PROBLEMS TO WORK ON =
1. Answer these from the Marana census article:
(a) What was Marana's population in 1990?
(b) How many people live in Continental Ranch, according to the census tract analysis?
(c) What is the average family size in Marana?
2. Print the stretch of the Marana census article from "Census data released" through "its rural neighborhoods.", word for word.
3. Proceed with the Marana census article, starting right after its final sentence.
— START SELECTED EXTRACT —
Census data released last year placed Marana as the fastest growing community in the state, with its population exploding 519 percent from 2,187 people in 1990 to 13,556 in 2000.
Data released last month by the U.S. Census Bureau gives details of that surprising growth rate. The new information ranges from household incomes to mortgage payments and provides a snapshot of a rising middle class town with small pockets of poverty remaining in its rural neighborhoods.
The new Mr. Marana - since men make up 50.1 percent of Marana's total population of 13,556 - would more than likely be a resident of the Continental Ranch subdivisions, where well over half the town's population is concentrated.
According to an analysis of a four square-mile census tract that takes in Cortaro Road on the north to West Linda Vista Boulevard on the south and is bisected by Silverbell Road, 8,841 people inhabit the dense suburban housing of Continental Ranch.
The average Mara-nan is 34 1/2 years old, the median age of the town's total population. He, like 81.8 percent of Marana, is white.
In suburban Continental Ranch, the number of white householders rises to 84.9 percent, with Hispanics making up 14.8 percent, Asians 4.1 percent and blacks 2.2 percent and Native Americans 0.9 percent.
The total percentages exceed 100 percent because of respondents who categorized themselves as belonging to more than one racial or ethnic group.
Like 66.1 percent of Marana's total population, the average Maranan is married, although 16.9 percent of his fellow town folk over 15 years old have never been married.
Similar to 29 percent of the population, Mr. and Ms. Marana have children under 18 living at home, according to the census.
The age of those children -or more likely child, since the average family size in Marana is three people- is overwhelmingly young. The census lists 50 percent of Marana's children three years old and older enrolled in school as being elementary students in grades one through eight. Fifteen percent of Marana's 3,281 students are in high school and 19.6 are attending college or graduate school.
— END SELECTED EXTRACT —
— START DATASET CONTENT —
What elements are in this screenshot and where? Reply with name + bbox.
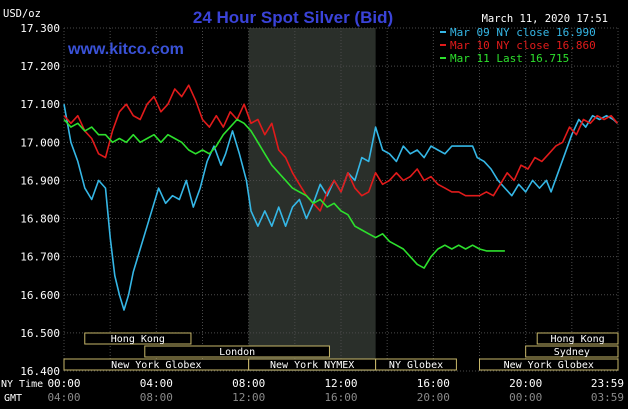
y-tick-label: 16.900: [20, 174, 60, 187]
x-axis-label-gmt: GMT: [4, 393, 22, 404]
market-label: Hong Kong: [551, 334, 605, 345]
x-tick-label-ny: 12:00: [324, 377, 357, 390]
y-tick-label: 17.200: [20, 60, 60, 73]
shaded-session: [248, 28, 376, 371]
y-tick-labels: 17.300 17.200 17.100 17.000 16.900 16.800 16.7…: [20, 22, 60, 378]
x-tick-label-ny: 16:00: [417, 377, 450, 390]
series-line-1: [63, 104, 619, 311]
market-label: Hong Kong: [111, 334, 165, 345]
market-label: New York Globex: [111, 360, 201, 371]
chart-title: 24 Hour Spot Silver (Bid): [193, 8, 393, 27]
legend-entry: Mar 10 NY close 16.860: [450, 39, 596, 52]
y-tick-label: 16.700: [20, 251, 60, 264]
x-tick-label-gmt: 08:00: [140, 391, 173, 404]
market-label: London: [219, 347, 255, 358]
shaded-session-layer: [248, 28, 376, 371]
x-tick-label-ny: 23:59: [591, 377, 624, 390]
x-tick-label-ny: 08:00: [232, 377, 265, 390]
date-label: March 11, 2020 17:51: [482, 13, 608, 25]
market-box: [479, 358, 619, 371]
x-tick-label-gmt: 20:00: [417, 391, 450, 404]
market-box: [144, 345, 330, 358]
watermark: www.kitco.com: [67, 41, 184, 58]
market-box: [536, 332, 619, 345]
series-line-2: [63, 84, 619, 212]
y-tick-label: 16.800: [20, 213, 60, 226]
market-box: [525, 345, 619, 358]
y-tick-label: 17.000: [20, 136, 60, 149]
y-tick-label: 17.300: [20, 22, 60, 35]
series-line-3: [63, 118, 505, 269]
market-label: NY Globex: [389, 360, 443, 371]
legend-entry: Mar 11 Last 16.715: [450, 52, 569, 65]
x-tick-label-gmt: 04:00: [47, 391, 80, 404]
x-tick-label-gmt: 00:00: [509, 391, 542, 404]
unit-label: USD/oz: [3, 8, 41, 20]
grid-layer: [63, 27, 619, 372]
y-tick-label: 17.100: [20, 98, 60, 111]
market-label: Sydney: [554, 347, 590, 358]
y-tick-label: 16.600: [20, 289, 60, 302]
x-tick-label-ny: 20:00: [509, 377, 542, 390]
x-tick-label-ny: 00:00: [47, 377, 80, 390]
x-tick-labels: 00:0004:0004:0008:0008:0012:0012:0016:00…: [47, 377, 624, 404]
market-label: New York NYMEX: [270, 360, 354, 371]
x-tick-label-gmt: 12:00: [232, 391, 265, 404]
market-box: [84, 332, 192, 345]
y-tick-label: 16.500: [20, 327, 60, 340]
y-tick-label: 16.400: [20, 365, 60, 378]
x-tick-label-gmt: 03:59: [591, 391, 624, 404]
x-axis-label-ny: NY Time: [1, 379, 43, 390]
market-label: New York Globex: [504, 360, 594, 371]
x-tick-label-ny: 04:00: [140, 377, 173, 390]
market-box: [375, 358, 457, 371]
legend-entry: Mar 09 NY close 16.990: [450, 26, 596, 39]
x-tick-label-gmt: 16:00: [324, 391, 357, 404]
market-sessions: Hong Kong Hong Kong London Sydney New York G…: [63, 332, 619, 371]
series-layer: [63, 84, 619, 311]
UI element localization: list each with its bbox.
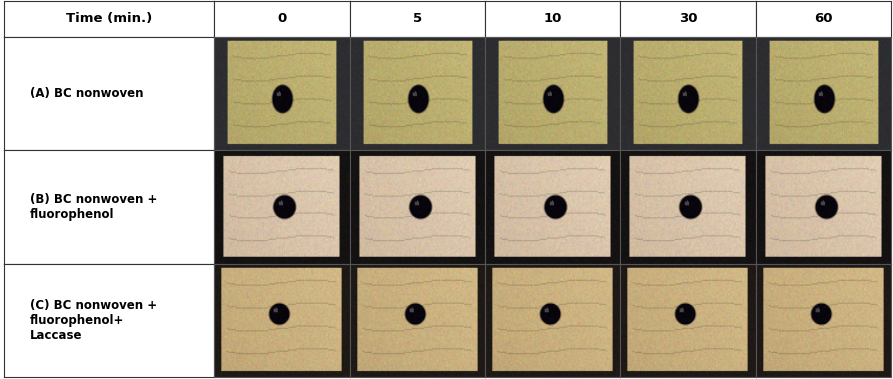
— END DATASET CONTENT —
ANSWERS TO EACH TASK =
1.
(a) 2,187 people
(b) 8,841 people
(c) Three people

2.
Census data released last year placed Marana as the fastest growing community in the state, with its population exploding 519 percent from 2,187 people in 1990 to 13,556 in 2000.
Data released last month by the U.S. Census Bureau gives details of that surprising growth rate. The new information ranges from household incomes to mortgage payments and provides a snapshot of a rising middle class town with small pockets of poverty remaining in its rural neighborhoods.

3.
The fact that he never quite completed that college degree himself - 30.2 percent of Maranans have some college with no degree, 20 percent hold bachelor's degrees and 9.1 percent have graduate-level college educations - doesn't seem to have placed Mr. Marana too out of whack with the national average. Nationwide, only 24.3 percent of the population hold bachelor's degrees.
Marana's educational attainment is certainly a sea-change difference from the last decade. According to the 1990 census, only 91 people over the age of 25 held bachelor's degrees in a town of more than 2,000 people. A surprisingly high number of adults - 459 - had not received a high school diploma in 1989 when the census was conducted.
The rise in educational attainment for the typical Maranan no doubt helped him benefit from the economic boom of the 1990s. The town's median household income in 1999 when the census information was gathered rang in at $58,870, surpassing the state's median household income of $40,558.
Marana's median household income in 1989 was a paltry $22,245.
The typical Marana family is not doing as well as Paradise Valley north of Phoenix, which had the top median household income in Arizona of $150,228, but it is bumping up against Oro Valley, which had the 10th highest in the state at $61,037, and the Catalina Foothills, which came in 6th with $65,657.
Beyond the median, 64 households, or 1.3 percent of Maranans had annual incomes of $200,000 more. Conversely, 268 homes, or 5.4 percent, listed incomes of under $10,000.
Keeping up with the Joneses required a white collar in Marana. According to the census, a whopping 43.1 percent of employed Maranans over the age of 18 classified themselves as toiling in "management, professional and related professions," and another 23 percent considered themselves as working in sales or office occupations.
Indeed, the bib overalls are pretty much gone from Marana's farm fields. Only 52 working adults, or 0.9 percent of the population, listed their occupation as being in the area of farming, fishing and forestry occupations. The construction and mining industries employed 8.6 percent of the town, while 17.3 percent of the population worked in the service industry.
Overall, 74.1 percent of the total employed Maranans worked in the private sector, but surprisingly, more than one in five worked for the government, a category that would take in defense contractors such as Raytheon, whose employees are well represented in Continental Ranch.
Another 411 Maranans might be classified as "orange collars," as they were inmates of the Marana Community Correctional Treatment Facility. Their presence in the census adds to the amount of shared revenue Marana receives from the state, which is determined by population.
Getting to their jobs was tough for Maranans, but not nearly the hassle that Continental Ranch suburbanites often gripe about. Probably due to the proximity of Interstate 10 which off-sets much of the congestion on south Marana surface streets, the median commute time for a demographic sampling of Maranans was 29.4 minutes.
Nationwide, the census placed the mean commute time as 25.4 minutes in 2000.
Most of those harried commuters, 80.6 percent of them, drove to work alone in their own vehicle. Car pools accounted for 12 percent, and a minuscule 0.9 percent used public transportation. According to the census, 34 well located, car-less, foolhardy or health conscious people walked to work. Another 3.8 percent had an even shorter commute, as they said they worked at home.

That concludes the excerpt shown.